[The exercise] Each line below must be set down exactly; omit any image you find.

►

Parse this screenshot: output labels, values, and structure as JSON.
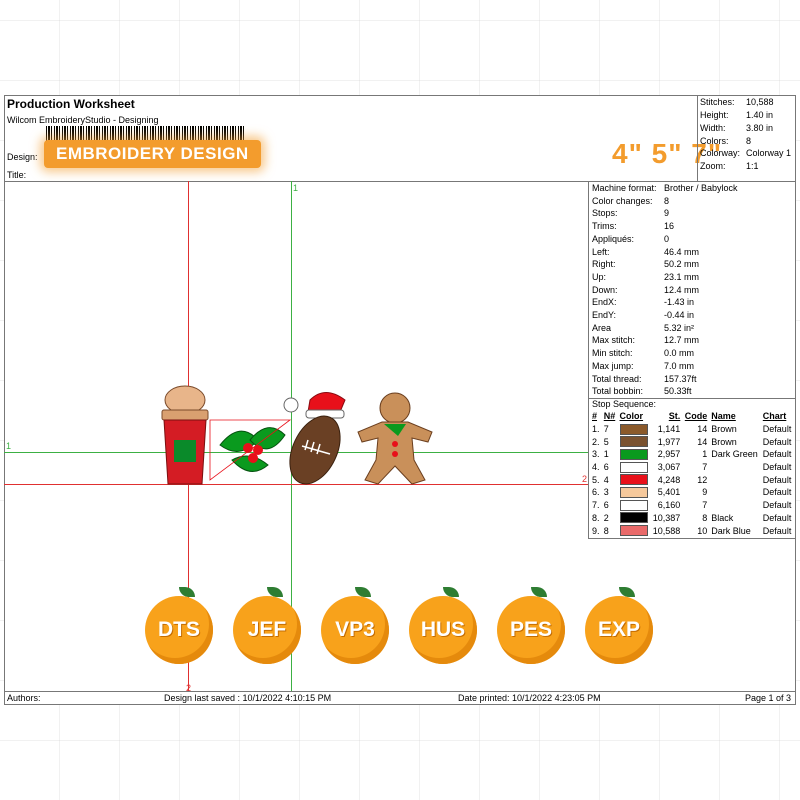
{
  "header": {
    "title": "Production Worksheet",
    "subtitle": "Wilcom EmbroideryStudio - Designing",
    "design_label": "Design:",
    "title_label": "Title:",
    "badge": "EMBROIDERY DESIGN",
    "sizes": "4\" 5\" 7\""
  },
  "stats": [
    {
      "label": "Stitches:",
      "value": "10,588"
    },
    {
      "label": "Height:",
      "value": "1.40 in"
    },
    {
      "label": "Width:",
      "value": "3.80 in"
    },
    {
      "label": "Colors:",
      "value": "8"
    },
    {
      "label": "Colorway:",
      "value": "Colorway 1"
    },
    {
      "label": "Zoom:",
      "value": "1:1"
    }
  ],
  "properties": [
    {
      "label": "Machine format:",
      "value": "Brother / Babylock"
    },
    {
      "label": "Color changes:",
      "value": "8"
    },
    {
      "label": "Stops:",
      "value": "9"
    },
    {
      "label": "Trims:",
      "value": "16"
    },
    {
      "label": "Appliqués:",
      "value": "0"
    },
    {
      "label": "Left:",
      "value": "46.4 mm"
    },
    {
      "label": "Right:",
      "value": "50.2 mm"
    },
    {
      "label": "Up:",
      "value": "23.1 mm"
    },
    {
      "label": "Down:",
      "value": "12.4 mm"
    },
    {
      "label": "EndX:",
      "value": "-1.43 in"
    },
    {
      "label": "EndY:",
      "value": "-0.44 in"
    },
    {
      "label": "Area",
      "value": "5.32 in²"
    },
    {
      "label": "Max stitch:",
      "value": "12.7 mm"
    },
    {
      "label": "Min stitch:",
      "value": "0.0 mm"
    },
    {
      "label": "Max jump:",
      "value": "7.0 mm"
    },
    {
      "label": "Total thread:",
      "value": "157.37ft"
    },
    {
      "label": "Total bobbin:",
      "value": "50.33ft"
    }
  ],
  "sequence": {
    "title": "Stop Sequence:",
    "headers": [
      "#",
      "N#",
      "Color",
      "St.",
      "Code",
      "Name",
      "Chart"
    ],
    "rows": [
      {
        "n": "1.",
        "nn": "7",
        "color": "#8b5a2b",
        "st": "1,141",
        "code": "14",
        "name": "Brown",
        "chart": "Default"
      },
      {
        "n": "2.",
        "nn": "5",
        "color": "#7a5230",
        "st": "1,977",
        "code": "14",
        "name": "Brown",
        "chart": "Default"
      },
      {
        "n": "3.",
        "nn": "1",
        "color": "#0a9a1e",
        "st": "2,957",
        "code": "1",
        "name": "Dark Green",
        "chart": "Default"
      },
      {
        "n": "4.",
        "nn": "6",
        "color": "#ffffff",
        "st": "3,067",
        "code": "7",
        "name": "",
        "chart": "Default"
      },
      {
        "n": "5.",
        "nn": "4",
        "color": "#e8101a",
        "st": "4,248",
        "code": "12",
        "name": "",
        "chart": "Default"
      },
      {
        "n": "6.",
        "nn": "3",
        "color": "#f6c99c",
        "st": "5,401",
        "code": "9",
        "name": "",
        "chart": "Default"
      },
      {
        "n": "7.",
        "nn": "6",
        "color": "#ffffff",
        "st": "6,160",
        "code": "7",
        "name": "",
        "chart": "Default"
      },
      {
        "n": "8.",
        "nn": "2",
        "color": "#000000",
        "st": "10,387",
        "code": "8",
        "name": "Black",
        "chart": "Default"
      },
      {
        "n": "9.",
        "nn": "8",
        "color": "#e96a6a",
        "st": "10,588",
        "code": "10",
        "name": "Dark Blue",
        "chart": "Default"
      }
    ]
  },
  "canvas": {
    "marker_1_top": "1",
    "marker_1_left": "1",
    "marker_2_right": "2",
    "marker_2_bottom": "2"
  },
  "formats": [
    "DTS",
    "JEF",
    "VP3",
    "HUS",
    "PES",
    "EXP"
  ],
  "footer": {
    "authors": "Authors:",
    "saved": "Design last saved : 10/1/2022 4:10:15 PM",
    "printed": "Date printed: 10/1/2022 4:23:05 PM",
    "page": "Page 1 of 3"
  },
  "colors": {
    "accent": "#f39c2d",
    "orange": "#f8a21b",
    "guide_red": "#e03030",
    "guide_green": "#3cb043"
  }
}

◄

[Written response]
Parse this screenshot: output labels, values, and structure as JSON.
{
  "header": {
    "title": "Production Worksheet",
    "subtitle": "Wilcom EmbroideryStudio - Designing",
    "design_label": "Design:",
    "title_label": "Title:",
    "badge": "EMBROIDERY DESIGN",
    "sizes": "4\" 5\" 7\""
  },
  "stats": [
    {
      "label": "Stitches:",
      "value": "10,588"
    },
    {
      "label": "Height:",
      "value": "1.40 in"
    },
    {
      "label": "Width:",
      "value": "3.80 in"
    },
    {
      "label": "Colors:",
      "value": "8"
    },
    {
      "label": "Colorway:",
      "value": "Colorway 1"
    },
    {
      "label": "Zoom:",
      "value": "1:1"
    }
  ],
  "properties": [
    {
      "label": "Machine format:",
      "value": "Brother / Babylock"
    },
    {
      "label": "Color changes:",
      "value": "8"
    },
    {
      "label": "Stops:",
      "value": "9"
    },
    {
      "label": "Trims:",
      "value": "16"
    },
    {
      "label": "Appliqués:",
      "value": "0"
    },
    {
      "label": "Left:",
      "value": "46.4 mm"
    },
    {
      "label": "Right:",
      "value": "50.2 mm"
    },
    {
      "label": "Up:",
      "value": "23.1 mm"
    },
    {
      "label": "Down:",
      "value": "12.4 mm"
    },
    {
      "label": "EndX:",
      "value": "-1.43 in"
    },
    {
      "label": "EndY:",
      "value": "-0.44 in"
    },
    {
      "label": "Area",
      "value": "5.32 in²"
    },
    {
      "label": "Max stitch:",
      "value": "12.7 mm"
    },
    {
      "label": "Min stitch:",
      "value": "0.0 mm"
    },
    {
      "label": "Max jump:",
      "value": "7.0 mm"
    },
    {
      "label": "Total thread:",
      "value": "157.37ft"
    },
    {
      "label": "Total bobbin:",
      "value": "50.33ft"
    }
  ],
  "sequence": {
    "title": "Stop Sequence:",
    "headers": [
      "#",
      "N#",
      "Color",
      "St.",
      "Code",
      "Name",
      "Chart"
    ],
    "rows": [
      {
        "n": "1.",
        "nn": "7",
        "color": "#8b5a2b",
        "st": "1,141",
        "code": "14",
        "name": "Brown",
        "chart": "Default"
      },
      {
        "n": "2.",
        "nn": "5",
        "color": "#7a5230",
        "st": "1,977",
        "code": "14",
        "name": "Brown",
        "chart": "Default"
      },
      {
        "n": "3.",
        "nn": "1",
        "color": "#0a9a1e",
        "st": "2,957",
        "code": "1",
        "name": "Dark Green",
        "chart": "Default"
      },
      {
        "n": "4.",
        "nn": "6",
        "color": "#ffffff",
        "st": "3,067",
        "code": "7",
        "name": "",
        "chart": "Default"
      },
      {
        "n": "5.",
        "nn": "4",
        "color": "#e8101a",
        "st": "4,248",
        "code": "12",
        "name": "",
        "chart": "Default"
      },
      {
        "n": "6.",
        "nn": "3",
        "color": "#f6c99c",
        "st": "5,401",
        "code": "9",
        "name": "",
        "chart": "Default"
      },
      {
        "n": "7.",
        "nn": "6",
        "color": "#ffffff",
        "st": "6,160",
        "code": "7",
        "name": "",
        "chart": "Default"
      },
      {
        "n": "8.",
        "nn": "2",
        "color": "#000000",
        "st": "10,387",
        "code": "8",
        "name": "Black",
        "chart": "Default"
      },
      {
        "n": "9.",
        "nn": "8",
        "color": "#e96a6a",
        "st": "10,588",
        "code": "10",
        "name": "Dark Blue",
        "chart": "Default"
      }
    ]
  },
  "canvas": {
    "marker_1_top": "1",
    "marker_1_left": "1",
    "marker_2_right": "2",
    "marker_2_bottom": "2"
  },
  "formats": [
    "DTS",
    "JEF",
    "VP3",
    "HUS",
    "PES",
    "EXP"
  ],
  "footer": {
    "authors": "Authors:",
    "saved": "Design last saved : 10/1/2022 4:10:15 PM",
    "printed": "Date printed: 10/1/2022 4:23:05 PM",
    "page": "Page 1 of 3"
  },
  "colors": {
    "accent": "#f39c2d",
    "orange": "#f8a21b",
    "guide_red": "#e03030",
    "guide_green": "#3cb043"
  }
}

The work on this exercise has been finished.